● Request
Scan the listing below and copy every line holding "Spending".

● Data for this task

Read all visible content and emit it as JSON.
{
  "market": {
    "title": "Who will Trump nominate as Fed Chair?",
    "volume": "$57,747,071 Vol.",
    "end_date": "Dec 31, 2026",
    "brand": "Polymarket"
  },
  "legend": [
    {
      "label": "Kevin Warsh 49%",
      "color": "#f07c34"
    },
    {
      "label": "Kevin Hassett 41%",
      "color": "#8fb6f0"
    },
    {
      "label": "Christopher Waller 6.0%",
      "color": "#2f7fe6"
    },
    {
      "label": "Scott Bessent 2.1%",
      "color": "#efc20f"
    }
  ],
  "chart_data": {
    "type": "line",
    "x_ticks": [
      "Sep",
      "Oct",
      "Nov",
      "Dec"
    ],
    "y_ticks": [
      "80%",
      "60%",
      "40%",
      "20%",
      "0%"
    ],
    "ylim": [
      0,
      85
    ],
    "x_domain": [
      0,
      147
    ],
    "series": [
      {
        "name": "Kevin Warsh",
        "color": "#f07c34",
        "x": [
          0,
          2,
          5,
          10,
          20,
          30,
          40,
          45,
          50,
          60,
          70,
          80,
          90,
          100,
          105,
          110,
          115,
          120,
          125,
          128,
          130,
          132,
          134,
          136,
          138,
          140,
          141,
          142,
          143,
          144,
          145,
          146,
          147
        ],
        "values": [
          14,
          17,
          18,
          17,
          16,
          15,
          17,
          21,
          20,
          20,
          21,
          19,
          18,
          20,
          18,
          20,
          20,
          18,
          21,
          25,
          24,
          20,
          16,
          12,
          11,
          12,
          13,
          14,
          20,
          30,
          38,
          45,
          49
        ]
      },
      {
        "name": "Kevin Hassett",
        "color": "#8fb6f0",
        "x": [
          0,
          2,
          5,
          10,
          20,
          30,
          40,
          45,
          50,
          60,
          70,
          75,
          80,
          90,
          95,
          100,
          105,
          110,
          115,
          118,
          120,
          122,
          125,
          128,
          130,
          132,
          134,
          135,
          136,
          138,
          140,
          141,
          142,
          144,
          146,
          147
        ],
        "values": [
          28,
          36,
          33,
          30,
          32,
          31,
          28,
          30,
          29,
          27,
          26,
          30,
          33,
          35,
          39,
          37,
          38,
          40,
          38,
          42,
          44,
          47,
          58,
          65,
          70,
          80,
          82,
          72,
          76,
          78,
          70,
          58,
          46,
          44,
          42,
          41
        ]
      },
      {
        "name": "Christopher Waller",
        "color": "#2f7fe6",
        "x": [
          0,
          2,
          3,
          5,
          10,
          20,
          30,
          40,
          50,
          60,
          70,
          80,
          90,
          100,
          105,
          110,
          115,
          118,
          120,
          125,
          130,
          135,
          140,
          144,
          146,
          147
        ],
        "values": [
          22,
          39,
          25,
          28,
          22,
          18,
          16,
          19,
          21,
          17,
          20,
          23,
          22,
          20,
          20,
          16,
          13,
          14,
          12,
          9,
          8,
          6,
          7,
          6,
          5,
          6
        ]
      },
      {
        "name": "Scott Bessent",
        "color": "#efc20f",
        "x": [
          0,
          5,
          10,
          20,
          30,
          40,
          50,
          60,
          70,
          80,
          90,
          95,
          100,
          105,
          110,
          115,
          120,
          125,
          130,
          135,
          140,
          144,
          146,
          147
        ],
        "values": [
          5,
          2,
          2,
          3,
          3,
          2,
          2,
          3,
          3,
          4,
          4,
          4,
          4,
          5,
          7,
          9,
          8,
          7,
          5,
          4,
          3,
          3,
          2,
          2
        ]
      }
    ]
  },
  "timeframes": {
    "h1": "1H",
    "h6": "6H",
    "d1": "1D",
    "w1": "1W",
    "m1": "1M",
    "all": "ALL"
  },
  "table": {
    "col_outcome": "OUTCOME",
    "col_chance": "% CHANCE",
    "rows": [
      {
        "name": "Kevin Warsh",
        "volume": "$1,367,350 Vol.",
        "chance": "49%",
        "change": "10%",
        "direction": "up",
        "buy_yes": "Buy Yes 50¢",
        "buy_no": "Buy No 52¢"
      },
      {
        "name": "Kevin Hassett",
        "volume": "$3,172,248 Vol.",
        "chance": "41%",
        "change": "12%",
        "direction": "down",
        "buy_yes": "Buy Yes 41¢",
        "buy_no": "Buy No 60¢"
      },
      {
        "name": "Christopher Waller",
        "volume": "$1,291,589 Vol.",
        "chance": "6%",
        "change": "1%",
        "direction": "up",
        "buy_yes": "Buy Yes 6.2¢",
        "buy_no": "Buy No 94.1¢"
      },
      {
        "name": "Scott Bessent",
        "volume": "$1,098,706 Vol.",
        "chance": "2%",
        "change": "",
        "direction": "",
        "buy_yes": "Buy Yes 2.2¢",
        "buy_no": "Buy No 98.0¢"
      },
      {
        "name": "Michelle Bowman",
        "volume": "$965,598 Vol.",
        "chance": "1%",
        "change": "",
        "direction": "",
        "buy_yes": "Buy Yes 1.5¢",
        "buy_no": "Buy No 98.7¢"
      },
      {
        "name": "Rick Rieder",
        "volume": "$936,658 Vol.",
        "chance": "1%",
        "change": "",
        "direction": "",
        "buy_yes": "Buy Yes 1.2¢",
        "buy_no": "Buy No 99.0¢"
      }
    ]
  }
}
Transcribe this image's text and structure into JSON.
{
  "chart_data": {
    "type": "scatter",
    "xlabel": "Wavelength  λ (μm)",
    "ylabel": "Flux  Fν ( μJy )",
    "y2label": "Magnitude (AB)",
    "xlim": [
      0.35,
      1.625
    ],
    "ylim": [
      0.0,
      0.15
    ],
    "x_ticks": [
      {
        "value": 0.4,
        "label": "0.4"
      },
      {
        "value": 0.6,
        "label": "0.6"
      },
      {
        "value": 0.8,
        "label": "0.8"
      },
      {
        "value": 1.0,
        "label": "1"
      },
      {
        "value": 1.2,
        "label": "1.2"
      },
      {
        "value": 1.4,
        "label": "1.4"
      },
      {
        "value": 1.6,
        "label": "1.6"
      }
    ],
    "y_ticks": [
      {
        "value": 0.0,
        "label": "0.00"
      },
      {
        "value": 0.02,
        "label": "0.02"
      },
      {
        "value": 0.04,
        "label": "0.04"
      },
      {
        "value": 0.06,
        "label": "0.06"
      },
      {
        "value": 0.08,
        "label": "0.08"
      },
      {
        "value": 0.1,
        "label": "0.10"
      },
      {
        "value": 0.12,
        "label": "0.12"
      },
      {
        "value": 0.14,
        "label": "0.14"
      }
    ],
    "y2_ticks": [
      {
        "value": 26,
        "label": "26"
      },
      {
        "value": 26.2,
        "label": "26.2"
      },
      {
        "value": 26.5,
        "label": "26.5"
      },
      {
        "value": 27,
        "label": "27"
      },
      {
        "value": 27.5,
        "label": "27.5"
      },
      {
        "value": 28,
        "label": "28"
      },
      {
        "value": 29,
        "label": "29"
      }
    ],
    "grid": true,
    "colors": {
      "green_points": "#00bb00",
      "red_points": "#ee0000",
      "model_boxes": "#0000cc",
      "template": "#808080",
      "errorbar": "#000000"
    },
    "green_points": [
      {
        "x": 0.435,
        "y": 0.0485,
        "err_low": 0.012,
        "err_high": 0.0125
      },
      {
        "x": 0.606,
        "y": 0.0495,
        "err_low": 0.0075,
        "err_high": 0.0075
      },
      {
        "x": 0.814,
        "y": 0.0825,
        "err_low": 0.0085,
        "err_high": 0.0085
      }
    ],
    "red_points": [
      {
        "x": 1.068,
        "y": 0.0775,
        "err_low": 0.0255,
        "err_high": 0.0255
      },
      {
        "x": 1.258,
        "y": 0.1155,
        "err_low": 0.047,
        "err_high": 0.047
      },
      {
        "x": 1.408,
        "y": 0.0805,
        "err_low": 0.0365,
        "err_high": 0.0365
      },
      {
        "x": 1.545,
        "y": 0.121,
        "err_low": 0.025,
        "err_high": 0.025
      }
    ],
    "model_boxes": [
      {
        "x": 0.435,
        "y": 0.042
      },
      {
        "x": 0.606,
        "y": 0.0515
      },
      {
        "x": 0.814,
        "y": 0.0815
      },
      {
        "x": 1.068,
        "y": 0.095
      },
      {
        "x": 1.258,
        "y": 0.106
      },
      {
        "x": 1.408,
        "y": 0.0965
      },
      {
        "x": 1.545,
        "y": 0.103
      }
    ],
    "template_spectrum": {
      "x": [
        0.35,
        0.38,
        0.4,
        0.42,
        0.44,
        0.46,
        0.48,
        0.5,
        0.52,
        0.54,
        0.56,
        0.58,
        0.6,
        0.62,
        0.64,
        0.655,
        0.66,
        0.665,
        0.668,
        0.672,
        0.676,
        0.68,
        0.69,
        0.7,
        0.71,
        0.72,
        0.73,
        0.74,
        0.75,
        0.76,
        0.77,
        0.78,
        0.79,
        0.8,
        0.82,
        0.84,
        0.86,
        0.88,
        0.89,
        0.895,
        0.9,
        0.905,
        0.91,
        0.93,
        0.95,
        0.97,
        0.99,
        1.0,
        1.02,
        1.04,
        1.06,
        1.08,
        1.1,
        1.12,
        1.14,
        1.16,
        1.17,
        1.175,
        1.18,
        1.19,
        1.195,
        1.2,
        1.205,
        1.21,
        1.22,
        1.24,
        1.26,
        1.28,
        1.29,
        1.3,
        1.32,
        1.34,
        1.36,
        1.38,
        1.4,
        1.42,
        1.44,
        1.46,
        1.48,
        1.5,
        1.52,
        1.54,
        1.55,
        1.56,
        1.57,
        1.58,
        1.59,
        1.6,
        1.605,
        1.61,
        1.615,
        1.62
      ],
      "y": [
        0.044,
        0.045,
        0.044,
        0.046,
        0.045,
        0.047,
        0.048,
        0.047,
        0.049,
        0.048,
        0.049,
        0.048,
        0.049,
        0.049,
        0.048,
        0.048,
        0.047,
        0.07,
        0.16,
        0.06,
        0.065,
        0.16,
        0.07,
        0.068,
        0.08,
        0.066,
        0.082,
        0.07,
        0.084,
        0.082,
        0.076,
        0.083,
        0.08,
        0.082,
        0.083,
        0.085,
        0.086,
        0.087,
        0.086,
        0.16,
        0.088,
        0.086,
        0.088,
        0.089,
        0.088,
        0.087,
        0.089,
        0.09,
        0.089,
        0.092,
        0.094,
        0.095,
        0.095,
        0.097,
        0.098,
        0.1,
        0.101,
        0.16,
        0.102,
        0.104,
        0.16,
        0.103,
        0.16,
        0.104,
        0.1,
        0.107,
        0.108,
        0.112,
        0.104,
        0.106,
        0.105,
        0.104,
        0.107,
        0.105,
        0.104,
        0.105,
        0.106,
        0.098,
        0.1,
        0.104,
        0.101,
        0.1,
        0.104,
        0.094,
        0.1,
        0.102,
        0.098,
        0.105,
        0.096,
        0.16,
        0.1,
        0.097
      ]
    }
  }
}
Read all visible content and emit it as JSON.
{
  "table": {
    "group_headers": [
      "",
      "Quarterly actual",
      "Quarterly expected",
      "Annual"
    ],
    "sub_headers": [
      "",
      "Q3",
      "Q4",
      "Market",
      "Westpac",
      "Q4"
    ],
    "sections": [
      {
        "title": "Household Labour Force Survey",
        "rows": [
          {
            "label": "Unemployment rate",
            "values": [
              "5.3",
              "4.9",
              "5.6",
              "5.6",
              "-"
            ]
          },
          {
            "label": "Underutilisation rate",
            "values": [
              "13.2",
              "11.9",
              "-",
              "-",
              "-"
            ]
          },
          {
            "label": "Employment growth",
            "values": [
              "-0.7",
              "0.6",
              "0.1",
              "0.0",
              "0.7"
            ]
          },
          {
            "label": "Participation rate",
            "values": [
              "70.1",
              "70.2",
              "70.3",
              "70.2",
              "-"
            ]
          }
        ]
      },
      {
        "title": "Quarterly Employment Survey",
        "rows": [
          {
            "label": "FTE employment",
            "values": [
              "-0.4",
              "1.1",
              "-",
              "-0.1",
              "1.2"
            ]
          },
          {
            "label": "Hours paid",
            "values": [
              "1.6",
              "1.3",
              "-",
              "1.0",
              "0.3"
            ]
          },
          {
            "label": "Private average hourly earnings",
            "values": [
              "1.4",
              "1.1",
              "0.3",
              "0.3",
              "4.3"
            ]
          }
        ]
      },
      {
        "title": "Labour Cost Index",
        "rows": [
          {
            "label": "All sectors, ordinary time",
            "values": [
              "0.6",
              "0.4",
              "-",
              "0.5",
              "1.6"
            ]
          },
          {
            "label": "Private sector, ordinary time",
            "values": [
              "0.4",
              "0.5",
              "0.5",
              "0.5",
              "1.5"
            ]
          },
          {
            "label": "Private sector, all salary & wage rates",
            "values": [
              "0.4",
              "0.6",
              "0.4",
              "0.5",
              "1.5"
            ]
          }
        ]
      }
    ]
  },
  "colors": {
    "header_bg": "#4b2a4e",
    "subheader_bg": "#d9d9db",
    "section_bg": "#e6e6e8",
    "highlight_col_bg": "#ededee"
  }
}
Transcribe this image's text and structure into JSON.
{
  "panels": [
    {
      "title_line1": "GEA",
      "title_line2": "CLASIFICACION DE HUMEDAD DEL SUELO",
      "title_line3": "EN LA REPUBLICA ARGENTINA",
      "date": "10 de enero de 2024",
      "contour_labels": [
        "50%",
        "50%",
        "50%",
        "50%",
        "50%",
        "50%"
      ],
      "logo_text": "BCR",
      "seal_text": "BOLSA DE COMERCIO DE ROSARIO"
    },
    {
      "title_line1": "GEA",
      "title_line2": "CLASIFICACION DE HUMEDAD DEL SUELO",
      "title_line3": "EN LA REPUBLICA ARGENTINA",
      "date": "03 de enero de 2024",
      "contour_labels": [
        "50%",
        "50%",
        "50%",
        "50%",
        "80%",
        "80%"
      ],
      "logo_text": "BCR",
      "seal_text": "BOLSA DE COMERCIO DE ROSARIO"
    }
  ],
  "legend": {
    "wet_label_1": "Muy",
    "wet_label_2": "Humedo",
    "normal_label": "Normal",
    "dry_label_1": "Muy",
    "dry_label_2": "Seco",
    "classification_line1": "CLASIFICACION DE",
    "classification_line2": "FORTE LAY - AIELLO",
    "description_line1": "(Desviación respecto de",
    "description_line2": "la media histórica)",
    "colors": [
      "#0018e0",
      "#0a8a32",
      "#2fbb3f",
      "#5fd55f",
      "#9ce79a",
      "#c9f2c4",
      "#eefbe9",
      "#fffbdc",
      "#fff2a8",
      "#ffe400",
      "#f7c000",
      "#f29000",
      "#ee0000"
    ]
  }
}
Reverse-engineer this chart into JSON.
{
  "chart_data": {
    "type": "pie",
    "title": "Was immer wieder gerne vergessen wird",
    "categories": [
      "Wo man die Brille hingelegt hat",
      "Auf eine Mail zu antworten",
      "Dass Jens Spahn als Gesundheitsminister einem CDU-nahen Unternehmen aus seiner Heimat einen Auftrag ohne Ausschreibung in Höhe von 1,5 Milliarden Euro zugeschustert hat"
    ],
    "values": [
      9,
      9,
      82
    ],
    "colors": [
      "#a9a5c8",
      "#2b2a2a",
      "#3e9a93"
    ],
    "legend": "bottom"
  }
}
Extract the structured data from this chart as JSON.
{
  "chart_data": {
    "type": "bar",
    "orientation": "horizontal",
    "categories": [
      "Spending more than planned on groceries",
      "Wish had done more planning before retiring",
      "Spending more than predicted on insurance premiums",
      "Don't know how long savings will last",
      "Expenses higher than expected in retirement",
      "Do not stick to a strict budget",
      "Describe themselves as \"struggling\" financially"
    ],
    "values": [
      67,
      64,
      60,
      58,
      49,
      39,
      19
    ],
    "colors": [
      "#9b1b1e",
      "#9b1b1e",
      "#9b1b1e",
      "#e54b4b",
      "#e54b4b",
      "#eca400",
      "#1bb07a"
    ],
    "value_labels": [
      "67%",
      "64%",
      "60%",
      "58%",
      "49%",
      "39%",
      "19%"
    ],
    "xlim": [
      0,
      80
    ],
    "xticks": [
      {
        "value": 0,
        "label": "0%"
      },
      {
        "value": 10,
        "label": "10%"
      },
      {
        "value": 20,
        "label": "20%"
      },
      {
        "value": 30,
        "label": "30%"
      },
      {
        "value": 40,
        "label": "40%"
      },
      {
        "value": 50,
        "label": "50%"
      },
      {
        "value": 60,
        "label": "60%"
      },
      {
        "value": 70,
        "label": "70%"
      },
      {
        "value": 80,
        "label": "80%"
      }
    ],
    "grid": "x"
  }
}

● Output
      "Spending more than planned on groceries",
      "Spending more than predicted on insurance premiums",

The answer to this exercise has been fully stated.